--- start ---

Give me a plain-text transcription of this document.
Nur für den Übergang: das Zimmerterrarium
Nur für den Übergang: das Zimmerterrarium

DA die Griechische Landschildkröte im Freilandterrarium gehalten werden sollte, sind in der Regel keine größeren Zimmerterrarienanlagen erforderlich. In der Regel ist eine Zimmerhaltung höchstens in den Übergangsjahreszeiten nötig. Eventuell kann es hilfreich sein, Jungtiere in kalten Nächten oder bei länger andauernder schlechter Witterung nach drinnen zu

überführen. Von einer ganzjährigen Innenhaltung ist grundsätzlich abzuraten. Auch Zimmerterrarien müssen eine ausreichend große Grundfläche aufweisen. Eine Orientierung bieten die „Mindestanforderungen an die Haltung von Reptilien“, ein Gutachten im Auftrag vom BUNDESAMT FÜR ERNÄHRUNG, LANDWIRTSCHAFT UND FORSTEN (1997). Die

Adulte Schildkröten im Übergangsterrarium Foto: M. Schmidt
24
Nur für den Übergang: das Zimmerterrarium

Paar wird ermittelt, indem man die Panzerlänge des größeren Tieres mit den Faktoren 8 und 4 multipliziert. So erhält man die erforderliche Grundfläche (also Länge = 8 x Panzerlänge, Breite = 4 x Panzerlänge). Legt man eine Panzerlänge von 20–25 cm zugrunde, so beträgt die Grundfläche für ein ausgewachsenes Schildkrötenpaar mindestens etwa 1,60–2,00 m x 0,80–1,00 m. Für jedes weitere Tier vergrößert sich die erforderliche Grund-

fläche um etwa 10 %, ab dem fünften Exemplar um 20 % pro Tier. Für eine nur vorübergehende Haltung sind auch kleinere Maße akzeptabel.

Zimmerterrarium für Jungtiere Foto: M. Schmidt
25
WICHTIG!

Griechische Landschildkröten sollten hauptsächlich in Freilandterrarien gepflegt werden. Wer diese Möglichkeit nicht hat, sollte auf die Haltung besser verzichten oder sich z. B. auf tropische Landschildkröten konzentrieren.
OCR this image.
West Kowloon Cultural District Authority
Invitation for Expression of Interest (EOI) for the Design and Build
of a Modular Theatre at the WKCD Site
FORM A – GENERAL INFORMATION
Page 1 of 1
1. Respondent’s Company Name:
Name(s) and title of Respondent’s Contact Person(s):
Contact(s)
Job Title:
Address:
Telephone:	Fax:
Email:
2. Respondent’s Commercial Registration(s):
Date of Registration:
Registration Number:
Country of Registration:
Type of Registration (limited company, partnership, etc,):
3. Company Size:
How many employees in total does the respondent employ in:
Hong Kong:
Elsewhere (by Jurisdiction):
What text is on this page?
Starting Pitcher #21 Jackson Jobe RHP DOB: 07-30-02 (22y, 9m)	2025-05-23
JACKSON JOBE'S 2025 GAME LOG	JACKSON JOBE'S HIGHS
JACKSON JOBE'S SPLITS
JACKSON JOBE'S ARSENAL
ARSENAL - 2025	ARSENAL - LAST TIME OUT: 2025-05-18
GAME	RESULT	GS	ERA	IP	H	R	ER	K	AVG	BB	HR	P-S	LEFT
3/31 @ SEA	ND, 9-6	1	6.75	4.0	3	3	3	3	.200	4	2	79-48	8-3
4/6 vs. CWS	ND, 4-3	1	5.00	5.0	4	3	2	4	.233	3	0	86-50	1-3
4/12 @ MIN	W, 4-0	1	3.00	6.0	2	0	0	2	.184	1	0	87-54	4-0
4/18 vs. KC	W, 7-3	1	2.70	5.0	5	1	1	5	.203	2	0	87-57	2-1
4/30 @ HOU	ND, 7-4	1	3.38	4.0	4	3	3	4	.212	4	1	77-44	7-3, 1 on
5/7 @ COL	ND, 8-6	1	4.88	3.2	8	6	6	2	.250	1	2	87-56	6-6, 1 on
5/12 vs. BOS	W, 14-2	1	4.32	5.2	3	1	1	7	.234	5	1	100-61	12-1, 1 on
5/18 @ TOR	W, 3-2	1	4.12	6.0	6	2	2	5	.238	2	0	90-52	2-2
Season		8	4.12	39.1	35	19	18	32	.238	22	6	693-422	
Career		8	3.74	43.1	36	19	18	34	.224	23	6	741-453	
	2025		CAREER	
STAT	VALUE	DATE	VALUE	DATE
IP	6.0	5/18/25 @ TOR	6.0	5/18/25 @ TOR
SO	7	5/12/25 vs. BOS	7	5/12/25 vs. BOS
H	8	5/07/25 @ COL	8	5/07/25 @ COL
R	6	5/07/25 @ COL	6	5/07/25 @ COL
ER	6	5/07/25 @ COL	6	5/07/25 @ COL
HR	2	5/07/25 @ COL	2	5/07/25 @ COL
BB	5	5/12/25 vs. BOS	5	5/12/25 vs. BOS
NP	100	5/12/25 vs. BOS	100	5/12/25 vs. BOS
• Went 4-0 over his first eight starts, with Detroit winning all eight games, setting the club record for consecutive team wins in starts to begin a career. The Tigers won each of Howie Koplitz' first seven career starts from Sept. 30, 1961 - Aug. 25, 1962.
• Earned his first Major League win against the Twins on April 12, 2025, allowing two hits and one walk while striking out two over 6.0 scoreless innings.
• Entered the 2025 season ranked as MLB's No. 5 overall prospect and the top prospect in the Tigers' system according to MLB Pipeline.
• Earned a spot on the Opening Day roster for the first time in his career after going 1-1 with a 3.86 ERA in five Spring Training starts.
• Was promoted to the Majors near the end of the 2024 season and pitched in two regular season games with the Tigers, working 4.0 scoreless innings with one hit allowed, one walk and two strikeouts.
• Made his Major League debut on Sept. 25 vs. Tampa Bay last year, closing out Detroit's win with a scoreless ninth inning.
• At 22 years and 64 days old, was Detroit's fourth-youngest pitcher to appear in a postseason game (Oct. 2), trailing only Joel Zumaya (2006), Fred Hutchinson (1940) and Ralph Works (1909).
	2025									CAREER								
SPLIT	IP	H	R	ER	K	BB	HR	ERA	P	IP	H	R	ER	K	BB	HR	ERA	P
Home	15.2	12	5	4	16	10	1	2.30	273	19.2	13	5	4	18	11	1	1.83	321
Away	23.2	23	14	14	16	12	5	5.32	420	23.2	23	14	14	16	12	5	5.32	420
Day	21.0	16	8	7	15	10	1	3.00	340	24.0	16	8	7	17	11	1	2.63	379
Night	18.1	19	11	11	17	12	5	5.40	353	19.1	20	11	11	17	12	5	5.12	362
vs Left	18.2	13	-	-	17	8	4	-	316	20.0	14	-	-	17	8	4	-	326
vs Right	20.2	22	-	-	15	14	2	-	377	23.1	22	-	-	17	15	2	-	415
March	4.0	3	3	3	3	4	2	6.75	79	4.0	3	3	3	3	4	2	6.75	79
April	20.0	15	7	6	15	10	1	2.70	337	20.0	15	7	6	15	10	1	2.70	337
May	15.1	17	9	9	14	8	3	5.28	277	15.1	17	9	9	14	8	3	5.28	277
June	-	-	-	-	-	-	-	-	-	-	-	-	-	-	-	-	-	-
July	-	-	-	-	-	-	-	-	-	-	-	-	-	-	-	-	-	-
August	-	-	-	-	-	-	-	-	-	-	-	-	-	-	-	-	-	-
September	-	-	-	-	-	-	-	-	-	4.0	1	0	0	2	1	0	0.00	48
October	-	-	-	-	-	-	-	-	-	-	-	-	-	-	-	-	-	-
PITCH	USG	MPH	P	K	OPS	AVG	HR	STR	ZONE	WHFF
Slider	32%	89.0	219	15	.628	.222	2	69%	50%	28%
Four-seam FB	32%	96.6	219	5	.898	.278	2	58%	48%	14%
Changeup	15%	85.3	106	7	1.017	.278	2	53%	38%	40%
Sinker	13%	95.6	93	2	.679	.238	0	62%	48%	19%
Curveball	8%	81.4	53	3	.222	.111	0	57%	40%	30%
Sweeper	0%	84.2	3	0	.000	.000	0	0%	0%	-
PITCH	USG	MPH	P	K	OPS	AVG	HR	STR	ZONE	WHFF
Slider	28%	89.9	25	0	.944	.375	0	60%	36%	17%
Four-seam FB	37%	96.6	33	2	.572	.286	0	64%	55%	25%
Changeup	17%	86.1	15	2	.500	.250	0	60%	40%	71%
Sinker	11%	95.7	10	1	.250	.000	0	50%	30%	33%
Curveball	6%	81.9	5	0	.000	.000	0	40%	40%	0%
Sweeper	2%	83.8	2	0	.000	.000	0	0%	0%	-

--- end ---

▶ [Written request] Only lines with the word "games" are wanted, so copy each one from the records.

▶ [The solution]
• Went 4-0 over his first eight starts, with Detroit winning all eight games, setting the club record for consecutive team wins in starts to begin a career. The Tigers won each of Howie Koplitz' first seven career starts from Sept. 30, 1961 - Aug. 25, 1962.
• Was promoted to the Majors near the end of the 2024 season and pitched in two regular season games with the Tigers, working 4.0 scoreless innings with one hit allowed, one walk and two strikeouts.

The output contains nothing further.